= REQUIREMENT =
Below are records. Count every line containing the word "style" and give the number alone.
## Start INFORMATION PROVIDED
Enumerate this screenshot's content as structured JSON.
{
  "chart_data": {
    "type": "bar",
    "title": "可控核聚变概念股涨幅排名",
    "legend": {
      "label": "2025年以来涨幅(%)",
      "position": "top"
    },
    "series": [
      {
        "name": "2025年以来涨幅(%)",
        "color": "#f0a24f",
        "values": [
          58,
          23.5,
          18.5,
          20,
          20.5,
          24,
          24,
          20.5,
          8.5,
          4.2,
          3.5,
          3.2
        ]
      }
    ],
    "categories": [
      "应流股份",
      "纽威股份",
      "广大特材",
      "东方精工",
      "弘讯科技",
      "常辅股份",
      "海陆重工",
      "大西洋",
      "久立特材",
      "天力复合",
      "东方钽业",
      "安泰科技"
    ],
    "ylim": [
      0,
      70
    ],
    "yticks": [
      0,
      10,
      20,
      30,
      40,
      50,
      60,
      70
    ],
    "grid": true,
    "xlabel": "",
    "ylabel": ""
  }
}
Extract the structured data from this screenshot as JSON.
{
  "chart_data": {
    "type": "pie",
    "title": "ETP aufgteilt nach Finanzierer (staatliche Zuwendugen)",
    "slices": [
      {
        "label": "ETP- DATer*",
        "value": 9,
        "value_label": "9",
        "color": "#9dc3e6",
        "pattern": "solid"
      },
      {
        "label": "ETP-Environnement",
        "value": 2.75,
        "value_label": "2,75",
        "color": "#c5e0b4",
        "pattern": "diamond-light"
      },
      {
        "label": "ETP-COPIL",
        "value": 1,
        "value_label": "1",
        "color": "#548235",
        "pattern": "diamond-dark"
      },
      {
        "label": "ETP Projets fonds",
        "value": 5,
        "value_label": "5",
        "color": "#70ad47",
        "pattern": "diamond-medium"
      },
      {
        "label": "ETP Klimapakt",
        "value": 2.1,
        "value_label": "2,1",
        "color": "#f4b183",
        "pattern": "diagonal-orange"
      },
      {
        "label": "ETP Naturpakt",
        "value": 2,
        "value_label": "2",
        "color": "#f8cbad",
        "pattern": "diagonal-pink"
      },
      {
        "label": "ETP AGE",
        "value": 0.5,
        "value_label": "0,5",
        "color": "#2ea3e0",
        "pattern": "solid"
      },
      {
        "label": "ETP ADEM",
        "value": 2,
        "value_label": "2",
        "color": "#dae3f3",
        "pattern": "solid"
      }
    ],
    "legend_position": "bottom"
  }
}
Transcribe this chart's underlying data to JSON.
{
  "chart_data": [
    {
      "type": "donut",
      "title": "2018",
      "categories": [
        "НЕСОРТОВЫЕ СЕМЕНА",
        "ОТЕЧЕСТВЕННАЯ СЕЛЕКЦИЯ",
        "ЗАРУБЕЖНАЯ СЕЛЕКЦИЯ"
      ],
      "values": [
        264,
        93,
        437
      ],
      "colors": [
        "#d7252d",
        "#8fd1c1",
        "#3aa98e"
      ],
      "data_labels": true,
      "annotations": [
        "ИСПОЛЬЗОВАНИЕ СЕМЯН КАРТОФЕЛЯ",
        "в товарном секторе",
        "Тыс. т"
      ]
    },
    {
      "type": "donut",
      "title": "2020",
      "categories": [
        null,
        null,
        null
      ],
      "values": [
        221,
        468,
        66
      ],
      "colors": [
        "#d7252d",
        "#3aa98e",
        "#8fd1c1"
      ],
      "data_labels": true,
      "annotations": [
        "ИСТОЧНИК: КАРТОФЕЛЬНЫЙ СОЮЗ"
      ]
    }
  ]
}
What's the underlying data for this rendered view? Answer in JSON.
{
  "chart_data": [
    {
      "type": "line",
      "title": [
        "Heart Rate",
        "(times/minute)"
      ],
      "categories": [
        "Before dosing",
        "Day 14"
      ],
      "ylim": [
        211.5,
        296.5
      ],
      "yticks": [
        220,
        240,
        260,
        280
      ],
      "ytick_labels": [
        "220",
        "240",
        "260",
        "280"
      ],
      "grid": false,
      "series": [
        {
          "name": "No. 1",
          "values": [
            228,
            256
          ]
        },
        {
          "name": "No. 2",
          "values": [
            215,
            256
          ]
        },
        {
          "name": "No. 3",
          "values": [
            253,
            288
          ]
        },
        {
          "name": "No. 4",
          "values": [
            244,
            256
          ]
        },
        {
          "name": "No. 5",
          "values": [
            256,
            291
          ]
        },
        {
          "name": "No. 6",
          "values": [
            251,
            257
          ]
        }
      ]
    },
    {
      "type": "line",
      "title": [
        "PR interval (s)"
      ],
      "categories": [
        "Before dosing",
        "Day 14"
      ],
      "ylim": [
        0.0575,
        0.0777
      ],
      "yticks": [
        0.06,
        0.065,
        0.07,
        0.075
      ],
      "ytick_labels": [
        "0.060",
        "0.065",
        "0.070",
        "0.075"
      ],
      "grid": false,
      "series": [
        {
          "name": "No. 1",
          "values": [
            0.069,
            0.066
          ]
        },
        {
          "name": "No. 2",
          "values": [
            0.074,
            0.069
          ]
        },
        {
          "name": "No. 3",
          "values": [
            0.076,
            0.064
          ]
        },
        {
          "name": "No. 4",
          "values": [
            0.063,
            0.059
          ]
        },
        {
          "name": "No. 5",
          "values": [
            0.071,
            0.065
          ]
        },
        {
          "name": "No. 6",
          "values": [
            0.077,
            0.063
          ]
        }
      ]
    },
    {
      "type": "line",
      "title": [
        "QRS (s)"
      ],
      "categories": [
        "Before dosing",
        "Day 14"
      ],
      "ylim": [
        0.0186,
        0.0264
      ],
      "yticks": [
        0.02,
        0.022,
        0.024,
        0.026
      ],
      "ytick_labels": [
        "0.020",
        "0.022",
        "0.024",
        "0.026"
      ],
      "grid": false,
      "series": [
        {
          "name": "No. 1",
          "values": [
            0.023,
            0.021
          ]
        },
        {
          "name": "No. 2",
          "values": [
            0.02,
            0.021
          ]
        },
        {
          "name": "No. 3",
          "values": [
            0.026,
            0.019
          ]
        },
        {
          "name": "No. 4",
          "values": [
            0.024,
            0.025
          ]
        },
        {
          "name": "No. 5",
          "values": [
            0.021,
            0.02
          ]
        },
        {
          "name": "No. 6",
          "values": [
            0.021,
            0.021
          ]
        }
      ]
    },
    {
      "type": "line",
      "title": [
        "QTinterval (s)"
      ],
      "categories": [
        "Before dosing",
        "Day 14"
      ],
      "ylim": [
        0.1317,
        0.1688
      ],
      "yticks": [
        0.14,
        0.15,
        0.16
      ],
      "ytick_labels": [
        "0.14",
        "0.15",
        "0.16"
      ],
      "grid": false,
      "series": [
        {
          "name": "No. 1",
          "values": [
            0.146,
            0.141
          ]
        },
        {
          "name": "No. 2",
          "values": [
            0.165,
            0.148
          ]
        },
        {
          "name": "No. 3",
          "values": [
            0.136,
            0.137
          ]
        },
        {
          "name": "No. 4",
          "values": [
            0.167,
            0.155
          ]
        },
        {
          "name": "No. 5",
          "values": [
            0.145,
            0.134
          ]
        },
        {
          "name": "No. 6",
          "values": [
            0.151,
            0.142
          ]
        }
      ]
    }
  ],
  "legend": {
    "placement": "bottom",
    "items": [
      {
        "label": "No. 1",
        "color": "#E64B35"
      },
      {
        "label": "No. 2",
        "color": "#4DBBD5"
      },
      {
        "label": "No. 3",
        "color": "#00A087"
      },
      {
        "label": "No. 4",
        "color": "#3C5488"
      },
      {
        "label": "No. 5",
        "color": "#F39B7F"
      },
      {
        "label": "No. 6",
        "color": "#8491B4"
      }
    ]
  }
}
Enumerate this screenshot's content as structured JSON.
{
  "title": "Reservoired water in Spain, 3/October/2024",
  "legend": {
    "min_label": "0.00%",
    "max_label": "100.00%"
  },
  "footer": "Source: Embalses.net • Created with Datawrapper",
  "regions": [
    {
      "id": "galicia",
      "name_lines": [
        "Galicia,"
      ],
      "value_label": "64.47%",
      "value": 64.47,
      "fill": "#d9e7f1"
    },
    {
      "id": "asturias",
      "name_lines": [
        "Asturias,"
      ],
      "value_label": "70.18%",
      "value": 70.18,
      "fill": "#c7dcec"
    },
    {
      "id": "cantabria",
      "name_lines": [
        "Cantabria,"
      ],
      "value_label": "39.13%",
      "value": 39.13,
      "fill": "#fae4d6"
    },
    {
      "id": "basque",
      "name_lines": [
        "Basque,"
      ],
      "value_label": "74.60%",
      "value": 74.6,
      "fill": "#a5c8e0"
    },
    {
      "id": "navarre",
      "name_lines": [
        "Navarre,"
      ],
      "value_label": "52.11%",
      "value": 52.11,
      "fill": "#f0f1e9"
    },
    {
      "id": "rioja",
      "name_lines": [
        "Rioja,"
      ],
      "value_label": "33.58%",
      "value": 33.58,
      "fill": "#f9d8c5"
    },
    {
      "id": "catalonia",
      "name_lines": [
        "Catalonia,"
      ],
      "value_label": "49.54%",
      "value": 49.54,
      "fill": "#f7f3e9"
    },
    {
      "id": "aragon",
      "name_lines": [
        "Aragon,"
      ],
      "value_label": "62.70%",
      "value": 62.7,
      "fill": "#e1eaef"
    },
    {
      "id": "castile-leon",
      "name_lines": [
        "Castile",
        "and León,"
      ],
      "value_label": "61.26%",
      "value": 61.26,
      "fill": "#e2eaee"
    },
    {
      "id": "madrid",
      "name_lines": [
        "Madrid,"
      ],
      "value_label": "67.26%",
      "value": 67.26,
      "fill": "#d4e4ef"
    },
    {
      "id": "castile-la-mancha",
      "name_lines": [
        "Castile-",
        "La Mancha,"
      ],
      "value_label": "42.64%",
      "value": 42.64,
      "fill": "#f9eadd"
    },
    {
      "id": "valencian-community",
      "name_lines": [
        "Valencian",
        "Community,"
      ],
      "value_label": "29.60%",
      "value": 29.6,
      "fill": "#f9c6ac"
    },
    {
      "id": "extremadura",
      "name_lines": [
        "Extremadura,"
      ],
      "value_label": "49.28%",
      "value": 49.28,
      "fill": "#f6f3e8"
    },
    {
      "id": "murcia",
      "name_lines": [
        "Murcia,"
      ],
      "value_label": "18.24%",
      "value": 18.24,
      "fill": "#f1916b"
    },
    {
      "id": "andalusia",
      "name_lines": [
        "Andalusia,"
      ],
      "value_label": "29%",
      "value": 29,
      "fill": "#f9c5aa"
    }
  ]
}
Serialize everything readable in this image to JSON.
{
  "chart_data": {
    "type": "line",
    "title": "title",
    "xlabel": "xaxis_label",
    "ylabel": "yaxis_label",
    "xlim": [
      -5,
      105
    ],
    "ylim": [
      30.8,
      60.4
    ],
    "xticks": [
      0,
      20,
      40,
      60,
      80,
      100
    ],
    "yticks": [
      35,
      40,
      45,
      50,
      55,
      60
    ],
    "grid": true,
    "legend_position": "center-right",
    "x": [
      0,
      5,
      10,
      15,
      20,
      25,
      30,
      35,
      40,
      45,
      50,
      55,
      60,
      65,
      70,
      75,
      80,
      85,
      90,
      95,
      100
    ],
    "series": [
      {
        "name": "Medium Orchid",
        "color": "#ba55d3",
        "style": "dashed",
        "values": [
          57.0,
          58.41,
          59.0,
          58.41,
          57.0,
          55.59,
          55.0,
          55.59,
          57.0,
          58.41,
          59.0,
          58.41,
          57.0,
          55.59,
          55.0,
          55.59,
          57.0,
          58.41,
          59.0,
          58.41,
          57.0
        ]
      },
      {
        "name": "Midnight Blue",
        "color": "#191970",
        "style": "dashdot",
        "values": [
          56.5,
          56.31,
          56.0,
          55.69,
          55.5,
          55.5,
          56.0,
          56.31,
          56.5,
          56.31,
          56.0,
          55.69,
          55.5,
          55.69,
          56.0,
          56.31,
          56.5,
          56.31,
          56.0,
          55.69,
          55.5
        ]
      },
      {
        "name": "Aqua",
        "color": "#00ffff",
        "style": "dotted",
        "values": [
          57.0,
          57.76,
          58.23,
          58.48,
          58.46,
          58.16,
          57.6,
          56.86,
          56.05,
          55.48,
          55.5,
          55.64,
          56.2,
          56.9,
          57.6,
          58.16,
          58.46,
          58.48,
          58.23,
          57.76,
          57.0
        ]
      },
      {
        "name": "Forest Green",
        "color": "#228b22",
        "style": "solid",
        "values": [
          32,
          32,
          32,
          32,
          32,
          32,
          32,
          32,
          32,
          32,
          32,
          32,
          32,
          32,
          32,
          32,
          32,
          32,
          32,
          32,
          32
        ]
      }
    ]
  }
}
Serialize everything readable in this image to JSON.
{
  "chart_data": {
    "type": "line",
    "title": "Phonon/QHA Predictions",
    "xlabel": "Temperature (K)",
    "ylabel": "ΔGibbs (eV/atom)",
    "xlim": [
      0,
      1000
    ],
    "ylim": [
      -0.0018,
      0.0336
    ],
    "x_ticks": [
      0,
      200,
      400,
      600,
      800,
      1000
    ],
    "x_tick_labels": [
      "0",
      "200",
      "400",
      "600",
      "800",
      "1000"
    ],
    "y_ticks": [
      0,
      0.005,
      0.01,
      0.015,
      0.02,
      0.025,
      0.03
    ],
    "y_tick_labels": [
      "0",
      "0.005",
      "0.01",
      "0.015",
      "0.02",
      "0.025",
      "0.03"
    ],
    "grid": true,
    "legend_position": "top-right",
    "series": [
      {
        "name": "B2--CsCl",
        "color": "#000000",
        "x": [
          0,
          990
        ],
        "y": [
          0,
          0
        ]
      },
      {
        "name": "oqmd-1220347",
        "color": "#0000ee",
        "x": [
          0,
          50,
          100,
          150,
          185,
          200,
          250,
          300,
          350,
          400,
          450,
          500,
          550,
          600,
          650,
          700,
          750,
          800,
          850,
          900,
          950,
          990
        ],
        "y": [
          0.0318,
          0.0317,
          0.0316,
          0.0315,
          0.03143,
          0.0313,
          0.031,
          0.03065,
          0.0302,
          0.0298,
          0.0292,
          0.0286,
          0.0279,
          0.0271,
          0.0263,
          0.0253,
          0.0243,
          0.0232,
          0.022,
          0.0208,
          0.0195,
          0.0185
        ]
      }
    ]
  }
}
## End INFORMATION PROVIDED
= EXERCISE SOLUTION =
4